# Required task:
Beneath this task is a listing; retype all of it exactly.

# Entries with figure data:
+++
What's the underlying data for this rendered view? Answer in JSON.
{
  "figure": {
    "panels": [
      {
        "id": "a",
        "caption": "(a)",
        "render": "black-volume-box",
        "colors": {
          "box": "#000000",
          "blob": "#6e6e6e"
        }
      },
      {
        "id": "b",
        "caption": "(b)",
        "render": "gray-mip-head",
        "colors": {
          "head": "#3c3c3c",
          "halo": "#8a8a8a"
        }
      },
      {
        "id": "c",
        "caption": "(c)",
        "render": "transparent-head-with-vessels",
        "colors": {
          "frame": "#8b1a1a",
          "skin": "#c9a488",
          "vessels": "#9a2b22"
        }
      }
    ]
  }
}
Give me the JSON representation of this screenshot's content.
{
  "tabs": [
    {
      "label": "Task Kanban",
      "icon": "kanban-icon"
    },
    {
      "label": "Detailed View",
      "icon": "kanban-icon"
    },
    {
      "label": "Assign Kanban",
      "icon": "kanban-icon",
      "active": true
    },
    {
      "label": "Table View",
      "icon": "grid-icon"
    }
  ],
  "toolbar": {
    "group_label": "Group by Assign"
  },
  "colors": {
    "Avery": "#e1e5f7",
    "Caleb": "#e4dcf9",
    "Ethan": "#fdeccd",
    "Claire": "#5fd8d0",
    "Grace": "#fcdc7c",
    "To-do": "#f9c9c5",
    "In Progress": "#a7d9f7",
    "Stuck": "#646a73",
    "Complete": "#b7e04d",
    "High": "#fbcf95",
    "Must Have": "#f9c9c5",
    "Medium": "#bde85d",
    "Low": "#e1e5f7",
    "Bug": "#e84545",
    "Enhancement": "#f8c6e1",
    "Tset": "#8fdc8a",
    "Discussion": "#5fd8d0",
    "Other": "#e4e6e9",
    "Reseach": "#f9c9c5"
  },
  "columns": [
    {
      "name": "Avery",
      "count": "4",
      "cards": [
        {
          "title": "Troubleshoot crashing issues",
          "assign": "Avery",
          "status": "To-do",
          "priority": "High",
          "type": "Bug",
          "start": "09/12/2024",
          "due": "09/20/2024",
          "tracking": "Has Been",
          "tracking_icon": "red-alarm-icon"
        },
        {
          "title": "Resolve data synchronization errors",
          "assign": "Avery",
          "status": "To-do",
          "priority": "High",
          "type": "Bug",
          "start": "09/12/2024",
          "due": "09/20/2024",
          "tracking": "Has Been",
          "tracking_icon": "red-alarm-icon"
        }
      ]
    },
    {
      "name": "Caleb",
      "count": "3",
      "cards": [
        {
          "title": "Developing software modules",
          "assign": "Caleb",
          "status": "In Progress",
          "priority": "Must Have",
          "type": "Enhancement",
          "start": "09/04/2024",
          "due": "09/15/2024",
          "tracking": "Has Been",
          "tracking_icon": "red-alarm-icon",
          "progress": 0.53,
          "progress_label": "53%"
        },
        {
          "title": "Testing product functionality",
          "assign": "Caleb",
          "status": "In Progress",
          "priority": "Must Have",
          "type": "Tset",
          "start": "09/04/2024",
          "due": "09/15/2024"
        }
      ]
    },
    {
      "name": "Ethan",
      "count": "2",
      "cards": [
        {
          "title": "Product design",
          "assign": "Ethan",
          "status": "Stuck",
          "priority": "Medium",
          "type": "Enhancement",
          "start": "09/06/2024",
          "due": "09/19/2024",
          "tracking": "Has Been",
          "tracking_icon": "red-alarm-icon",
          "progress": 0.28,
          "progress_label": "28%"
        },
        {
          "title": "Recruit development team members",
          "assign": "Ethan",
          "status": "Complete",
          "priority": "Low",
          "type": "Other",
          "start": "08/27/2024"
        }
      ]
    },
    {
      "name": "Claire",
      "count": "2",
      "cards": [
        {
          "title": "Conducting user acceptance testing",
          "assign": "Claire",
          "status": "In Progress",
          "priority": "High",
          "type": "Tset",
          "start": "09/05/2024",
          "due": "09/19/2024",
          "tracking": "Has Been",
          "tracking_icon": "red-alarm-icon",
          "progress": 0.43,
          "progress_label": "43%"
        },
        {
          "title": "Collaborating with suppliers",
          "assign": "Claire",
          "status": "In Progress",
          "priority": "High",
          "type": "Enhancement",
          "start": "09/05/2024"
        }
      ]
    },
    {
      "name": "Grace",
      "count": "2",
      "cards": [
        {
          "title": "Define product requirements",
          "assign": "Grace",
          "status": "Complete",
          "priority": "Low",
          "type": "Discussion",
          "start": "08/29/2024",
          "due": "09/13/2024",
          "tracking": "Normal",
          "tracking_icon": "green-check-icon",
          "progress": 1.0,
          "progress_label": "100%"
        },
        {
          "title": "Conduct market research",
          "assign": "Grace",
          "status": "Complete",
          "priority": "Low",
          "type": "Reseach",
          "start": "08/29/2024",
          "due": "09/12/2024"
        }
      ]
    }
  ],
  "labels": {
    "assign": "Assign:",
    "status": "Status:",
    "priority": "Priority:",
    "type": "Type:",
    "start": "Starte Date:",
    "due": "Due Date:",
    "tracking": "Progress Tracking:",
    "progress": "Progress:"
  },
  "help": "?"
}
+++
# Task output:
What's the underlying data for this rendered view? Answer in JSON.
{
  "figure": {
    "panels": [
      {
        "id": "a",
        "caption": "(a)",
        "render": "black-volume-box",
        "colors": {
          "box": "#000000",
          "blob": "#6e6e6e"
        }
      },
      {
        "id": "b",
        "caption": "(b)",
        "render": "gray-mip-head",
        "colors": {
          "head": "#3c3c3c",
          "halo": "#8a8a8a"
        }
      },
      {
        "id": "c",
        "caption": "(c)",
        "render": "transparent-head-with-vessels",
        "colors": {
          "frame": "#8b1a1a",
          "skin": "#c9a488",
          "vessels": "#9a2b22"
        }
      }
    ]
  }
}
Give me the JSON representation of this screenshot's content.
{
  "tabs": [
    {
      "label": "Task Kanban",
      "icon": "kanban-icon"
    },
    {
      "label": "Detailed View",
      "icon": "kanban-icon"
    },
    {
      "label": "Assign Kanban",
      "icon": "kanban-icon",
      "active": true
    },
    {
      "label": "Table View",
      "icon": "grid-icon"
    }
  ],
  "toolbar": {
    "group_label": "Group by Assign"
  },
  "colors": {
    "Avery": "#e1e5f7",
    "Caleb": "#e4dcf9",
    "Ethan": "#fdeccd",
    "Claire": "#5fd8d0",
    "Grace": "#fcdc7c",
    "To-do": "#f9c9c5",
    "In Progress": "#a7d9f7",
    "Stuck": "#646a73",
    "Complete": "#b7e04d",
    "High": "#fbcf95",
    "Must Have": "#f9c9c5",
    "Medium": "#bde85d",
    "Low": "#e1e5f7",
    "Bug": "#e84545",
    "Enhancement": "#f8c6e1",
    "Tset": "#8fdc8a",
    "Discussion": "#5fd8d0",
    "Other": "#e4e6e9",
    "Reseach": "#f9c9c5"
  },
  "columns": [
    {
      "name": "Avery",
      "count": "4",
      "cards": [
        {
          "title": "Troubleshoot crashing issues",
          "assign": "Avery",
          "status": "To-do",
          "priority": "High",
          "type": "Bug",
          "start": "09/12/2024",
          "due": "09/20/2024",
          "tracking": "Has Been",
          "tracking_icon": "red-alarm-icon"
        },
        {
          "title": "Resolve data synchronization errors",
          "assign": "Avery",
          "status": "To-do",
          "priority": "High",
          "type": "Bug",
          "start": "09/12/2024",
          "due": "09/20/2024",
          "tracking": "Has Been",
          "tracking_icon": "red-alarm-icon"
        }
      ]
    },
    {
      "name": "Caleb",
      "count": "3",
      "cards": [
        {
          "title": "Developing software modules",
          "assign": "Caleb",
          "status": "In Progress",
          "priority": "Must Have",
          "type": "Enhancement",
          "start": "09/04/2024",
          "due": "09/15/2024",
          "tracking": "Has Been",
          "tracking_icon": "red-alarm-icon",
          "progress": 0.53,
          "progress_label": "53%"
        },
        {
          "title": "Testing product functionality",
          "assign": "Caleb",
          "status": "In Progress",
          "priority": "Must Have",
          "type": "Tset",
          "start": "09/04/2024",
          "due": "09/15/2024"
        }
      ]
    },
    {
      "name": "Ethan",
      "count": "2",
      "cards": [
        {
          "title": "Product design",
          "assign": "Ethan",
          "status": "Stuck",
          "priority": "Medium",
          "type": "Enhancement",
          "start": "09/06/2024",
          "due": "09/19/2024",
          "tracking": "Has Been",
          "tracking_icon": "red-alarm-icon",
          "progress": 0.28,
          "progress_label": "28%"
        },
        {
          "title": "Recruit development team members",
          "assign": "Ethan",
          "status": "Complete",
          "priority": "Low",
          "type": "Other",
          "start": "08/27/2024"
        }
      ]
    },
    {
      "name": "Claire",
      "count": "2",
      "cards": [
        {
          "title": "Conducting user acceptance testing",
          "assign": "Claire",
          "status": "In Progress",
          "priority": "High",
          "type": "Tset",
          "start": "09/05/2024",
          "due": "09/19/2024",
          "tracking": "Has Been",
          "tracking_icon": "red-alarm-icon",
          "progress": 0.43,
          "progress_label": "43%"
        },
        {
          "title": "Collaborating with suppliers",
          "assign": "Claire",
          "status": "In Progress",
          "priority": "High",
          "type": "Enhancement",
          "start": "09/05/2024"
        }
      ]
    },
    {
      "name": "Grace",
      "count": "2",
      "cards": [
        {
          "title": "Define product requirements",
          "assign": "Grace",
          "status": "Complete",
          "priority": "Low",
          "type": "Discussion",
          "start": "08/29/2024",
          "due": "09/13/2024",
          "tracking": "Normal",
          "tracking_icon": "green-check-icon",
          "progress": 1.0,
          "progress_label": "100%"
        },
        {
          "title": "Conduct market research",
          "assign": "Grace",
          "status": "Complete",
          "priority": "Low",
          "type": "Reseach",
          "start": "08/29/2024",
          "due": "09/12/2024"
        }
      ]
    }
  ],
  "labels": {
    "assign": "Assign:",
    "status": "Status:",
    "priority": "Priority:",
    "type": "Type:",
    "start": "Starte Date:",
    "due": "Due Date:",
    "tracking": "Progress Tracking:",
    "progress": "Progress:"
  },
  "help": "?"
}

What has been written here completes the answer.